(PROVIDED DATA Opens)

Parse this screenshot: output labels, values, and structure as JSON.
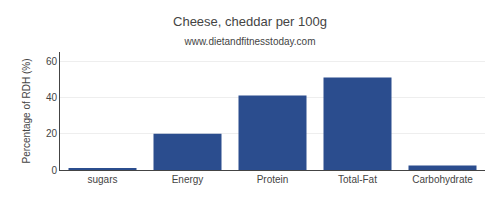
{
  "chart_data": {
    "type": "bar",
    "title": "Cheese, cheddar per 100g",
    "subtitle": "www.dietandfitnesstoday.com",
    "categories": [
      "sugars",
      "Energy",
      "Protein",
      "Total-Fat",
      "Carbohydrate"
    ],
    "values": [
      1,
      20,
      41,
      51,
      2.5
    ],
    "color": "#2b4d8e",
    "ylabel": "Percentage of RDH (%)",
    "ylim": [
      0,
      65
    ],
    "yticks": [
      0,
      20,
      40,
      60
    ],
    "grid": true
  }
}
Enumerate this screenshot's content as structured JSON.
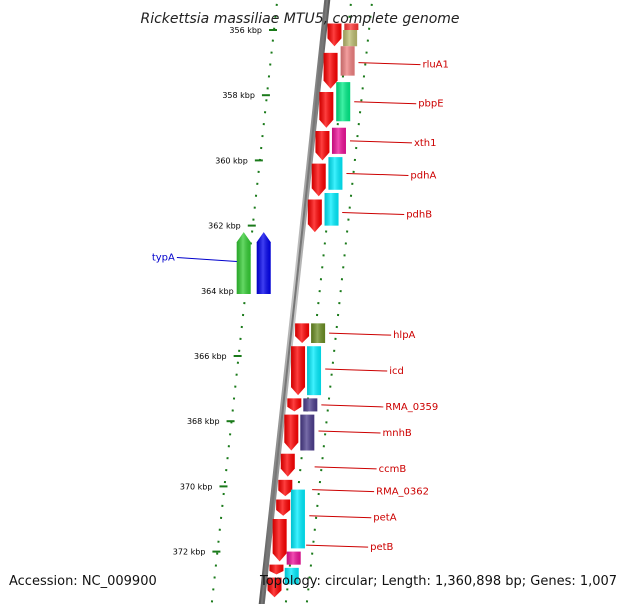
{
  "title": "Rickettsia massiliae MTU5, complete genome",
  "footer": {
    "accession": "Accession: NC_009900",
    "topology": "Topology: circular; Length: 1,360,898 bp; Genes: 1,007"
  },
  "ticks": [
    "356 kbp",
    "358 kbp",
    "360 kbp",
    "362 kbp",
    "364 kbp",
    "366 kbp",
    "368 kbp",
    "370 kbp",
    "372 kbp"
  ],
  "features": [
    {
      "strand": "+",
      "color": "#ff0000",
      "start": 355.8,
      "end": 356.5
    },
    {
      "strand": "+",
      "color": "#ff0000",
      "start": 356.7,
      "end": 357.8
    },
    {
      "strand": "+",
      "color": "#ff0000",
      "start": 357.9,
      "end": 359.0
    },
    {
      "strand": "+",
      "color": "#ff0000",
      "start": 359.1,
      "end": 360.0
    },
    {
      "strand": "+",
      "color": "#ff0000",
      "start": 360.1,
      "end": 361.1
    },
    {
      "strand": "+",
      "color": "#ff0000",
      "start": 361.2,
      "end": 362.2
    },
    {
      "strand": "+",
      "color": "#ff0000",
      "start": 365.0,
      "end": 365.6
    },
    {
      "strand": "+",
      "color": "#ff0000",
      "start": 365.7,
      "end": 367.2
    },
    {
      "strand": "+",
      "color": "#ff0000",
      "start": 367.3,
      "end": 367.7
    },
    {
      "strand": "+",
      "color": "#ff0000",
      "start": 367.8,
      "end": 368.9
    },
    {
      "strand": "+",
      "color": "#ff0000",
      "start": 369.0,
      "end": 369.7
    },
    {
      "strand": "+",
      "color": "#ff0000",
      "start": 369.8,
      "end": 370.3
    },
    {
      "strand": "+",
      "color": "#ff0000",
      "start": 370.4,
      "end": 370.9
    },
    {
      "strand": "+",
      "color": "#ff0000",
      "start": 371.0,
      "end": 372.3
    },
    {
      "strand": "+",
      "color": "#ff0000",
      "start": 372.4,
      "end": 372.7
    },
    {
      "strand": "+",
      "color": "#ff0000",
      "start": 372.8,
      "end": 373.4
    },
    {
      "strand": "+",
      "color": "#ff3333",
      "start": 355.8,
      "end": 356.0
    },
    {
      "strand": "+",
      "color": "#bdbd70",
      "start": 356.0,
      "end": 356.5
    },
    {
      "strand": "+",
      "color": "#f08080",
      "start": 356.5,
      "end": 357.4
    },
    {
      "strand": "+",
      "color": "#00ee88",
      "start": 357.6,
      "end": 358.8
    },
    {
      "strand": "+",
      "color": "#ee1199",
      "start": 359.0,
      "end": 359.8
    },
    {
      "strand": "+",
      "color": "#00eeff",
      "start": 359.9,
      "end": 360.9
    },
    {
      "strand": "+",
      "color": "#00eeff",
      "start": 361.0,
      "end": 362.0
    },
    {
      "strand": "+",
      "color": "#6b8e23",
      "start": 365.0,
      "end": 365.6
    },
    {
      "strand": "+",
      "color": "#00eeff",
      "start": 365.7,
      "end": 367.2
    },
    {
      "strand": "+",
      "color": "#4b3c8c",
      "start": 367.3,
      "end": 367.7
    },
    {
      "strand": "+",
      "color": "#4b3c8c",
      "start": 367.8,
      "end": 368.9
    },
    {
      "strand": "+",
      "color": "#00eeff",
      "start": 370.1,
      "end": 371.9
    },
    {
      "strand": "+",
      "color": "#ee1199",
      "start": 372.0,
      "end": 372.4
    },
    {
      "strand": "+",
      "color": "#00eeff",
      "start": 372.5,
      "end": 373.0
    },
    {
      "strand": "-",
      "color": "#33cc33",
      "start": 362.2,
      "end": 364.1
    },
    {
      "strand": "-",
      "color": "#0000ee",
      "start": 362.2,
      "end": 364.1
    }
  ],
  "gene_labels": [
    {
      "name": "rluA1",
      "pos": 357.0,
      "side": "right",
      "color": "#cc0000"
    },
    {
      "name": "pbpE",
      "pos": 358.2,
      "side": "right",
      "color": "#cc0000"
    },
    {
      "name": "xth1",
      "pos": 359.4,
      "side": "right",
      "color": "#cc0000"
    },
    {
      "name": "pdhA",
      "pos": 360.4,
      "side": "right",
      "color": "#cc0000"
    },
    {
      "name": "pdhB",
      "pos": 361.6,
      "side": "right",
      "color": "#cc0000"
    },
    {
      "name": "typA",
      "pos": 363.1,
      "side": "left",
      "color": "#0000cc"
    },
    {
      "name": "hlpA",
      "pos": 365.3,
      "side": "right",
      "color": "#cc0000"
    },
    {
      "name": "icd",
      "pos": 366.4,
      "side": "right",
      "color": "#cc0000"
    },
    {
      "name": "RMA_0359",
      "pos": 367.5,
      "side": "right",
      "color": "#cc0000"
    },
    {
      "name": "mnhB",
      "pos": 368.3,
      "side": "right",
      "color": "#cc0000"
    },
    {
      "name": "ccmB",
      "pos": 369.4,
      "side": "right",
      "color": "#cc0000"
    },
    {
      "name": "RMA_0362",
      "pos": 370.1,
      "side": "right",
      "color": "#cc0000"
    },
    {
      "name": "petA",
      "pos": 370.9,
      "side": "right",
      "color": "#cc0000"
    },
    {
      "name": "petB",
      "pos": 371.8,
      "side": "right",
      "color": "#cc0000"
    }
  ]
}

(PROVIDED DATA Closes)

→ **ASSIGNED TASK**:
Output nothing but the records above, word for word, with the pictures removed.

→ **SOLUTION BELOW**:
Parse this screenshot: output labels, values, and structure as JSON.
{
  "chart_data": {
    "type": "bar",
    "title": "Cheese, cheddar per 100g",
    "subtitle": "www.dietandfitnesstoday.com",
    "categories": [
      "sugars",
      "Energy",
      "Protein",
      "Total-Fat",
      "Carbohydrate"
    ],
    "values": [
      1,
      20,
      41,
      51,
      2.5
    ],
    "color": "#2b4d8e",
    "ylabel": "Percentage of RDH (%)",
    "ylim": [
      0,
      65
    ],
    "yticks": [
      0,
      20,
      40,
      60
    ],
    "grid": true
  }
}
Enumerate this screenshot's content as structured JSON.
{
  "title": "Rickettsia massiliae MTU5, complete genome",
  "footer": {
    "accession": "Accession: NC_009900",
    "topology": "Topology: circular; Length: 1,360,898 bp; Genes: 1,007"
  },
  "ticks": [
    "356 kbp",
    "358 kbp",
    "360 kbp",
    "362 kbp",
    "364 kbp",
    "366 kbp",
    "368 kbp",
    "370 kbp",
    "372 kbp"
  ],
  "features": [
    {
      "strand": "+",
      "color": "#ff0000",
      "start": 355.8,
      "end": 356.5
    },
    {
      "strand": "+",
      "color": "#ff0000",
      "start": 356.7,
      "end": 357.8
    },
    {
      "strand": "+",
      "color": "#ff0000",
      "start": 357.9,
      "end": 359.0
    },
    {
      "strand": "+",
      "color": "#ff0000",
      "start": 359.1,
      "end": 360.0
    },
    {
      "strand": "+",
      "color": "#ff0000",
      "start": 360.1,
      "end": 361.1
    },
    {
      "strand": "+",
      "color": "#ff0000",
      "start": 361.2,
      "end": 362.2
    },
    {
      "strand": "+",
      "color": "#ff0000",
      "start": 365.0,
      "end": 365.6
    },
    {
      "strand": "+",
      "color": "#ff0000",
      "start": 365.7,
      "end": 367.2
    },
    {
      "strand": "+",
      "color": "#ff0000",
      "start": 367.3,
      "end": 367.7
    },
    {
      "strand": "+",
      "color": "#ff0000",
      "start": 367.8,
      "end": 368.9
    },
    {
      "strand": "+",
      "color": "#ff0000",
      "start": 369.0,
      "end": 369.7
    },
    {
      "strand": "+",
      "color": "#ff0000",
      "start": 369.8,
      "end": 370.3
    },
    {
      "strand": "+",
      "color": "#ff0000",
      "start": 370.4,
      "end": 370.9
    },
    {
      "strand": "+",
      "color": "#ff0000",
      "start": 371.0,
      "end": 372.3
    },
    {
      "strand": "+",
      "color": "#ff0000",
      "start": 372.4,
      "end": 372.7
    },
    {
      "strand": "+",
      "color": "#ff0000",
      "start": 372.8,
      "end": 373.4
    },
    {
      "strand": "+",
      "color": "#ff3333",
      "start": 355.8,
      "end": 356.0
    },
    {
      "strand": "+",
      "color": "#bdbd70",
      "start": 356.0,
      "end": 356.5
    },
    {
      "strand": "+",
      "color": "#f08080",
      "start": 356.5,
      "end": 357.4
    },
    {
      "strand": "+",
      "color": "#00ee88",
      "start": 357.6,
      "end": 358.8
    },
    {
      "strand": "+",
      "color": "#ee1199",
      "start": 359.0,
      "end": 359.8
    },
    {
      "strand": "+",
      "color": "#00eeff",
      "start": 359.9,
      "end": 360.9
    },
    {
      "strand": "+",
      "color": "#00eeff",
      "start": 361.0,
      "end": 362.0
    },
    {
      "strand": "+",
      "color": "#6b8e23",
      "start": 365.0,
      "end": 365.6
    },
    {
      "strand": "+",
      "color": "#00eeff",
      "start": 365.7,
      "end": 367.2
    },
    {
      "strand": "+",
      "color": "#4b3c8c",
      "start": 367.3,
      "end": 367.7
    },
    {
      "strand": "+",
      "color": "#4b3c8c",
      "start": 367.8,
      "end": 368.9
    },
    {
      "strand": "+",
      "color": "#00eeff",
      "start": 370.1,
      "end": 371.9
    },
    {
      "strand": "+",
      "color": "#ee1199",
      "start": 372.0,
      "end": 372.4
    },
    {
      "strand": "+",
      "color": "#00eeff",
      "start": 372.5,
      "end": 373.0
    },
    {
      "strand": "-",
      "color": "#33cc33",
      "start": 362.2,
      "end": 364.1
    },
    {
      "strand": "-",
      "color": "#0000ee",
      "start": 362.2,
      "end": 364.1
    }
  ],
  "gene_labels": [
    {
      "name": "rluA1",
      "pos": 357.0,
      "side": "right",
      "color": "#cc0000"
    },
    {
      "name": "pbpE",
      "pos": 358.2,
      "side": "right",
      "color": "#cc0000"
    },
    {
      "name": "xth1",
      "pos": 359.4,
      "side": "right",
      "color": "#cc0000"
    },
    {
      "name": "pdhA",
      "pos": 360.4,
      "side": "right",
      "color": "#cc0000"
    },
    {
      "name": "pdhB",
      "pos": 361.6,
      "side": "right",
      "color": "#cc0000"
    },
    {
      "name": "typA",
      "pos": 363.1,
      "side": "left",
      "color": "#0000cc"
    },
    {
      "name": "hlpA",
      "pos": 365.3,
      "side": "right",
      "color": "#cc0000"
    },
    {
      "name": "icd",
      "pos": 366.4,
      "side": "right",
      "color": "#cc0000"
    },
    {
      "name": "RMA_0359",
      "pos": 367.5,
      "side": "right",
      "color": "#cc0000"
    },
    {
      "name": "mnhB",
      "pos": 368.3,
      "side": "right",
      "color": "#cc0000"
    },
    {
      "name": "ccmB",
      "pos": 369.4,
      "side": "right",
      "color": "#cc0000"
    },
    {
      "name": "RMA_0362",
      "pos": 370.1,
      "side": "right",
      "color": "#cc0000"
    },
    {
      "name": "petA",
      "pos": 370.9,
      "side": "right",
      "color": "#cc0000"
    },
    {
      "name": "petB",
      "pos": 371.8,
      "side": "right",
      "color": "#cc0000"
    }
  ]
}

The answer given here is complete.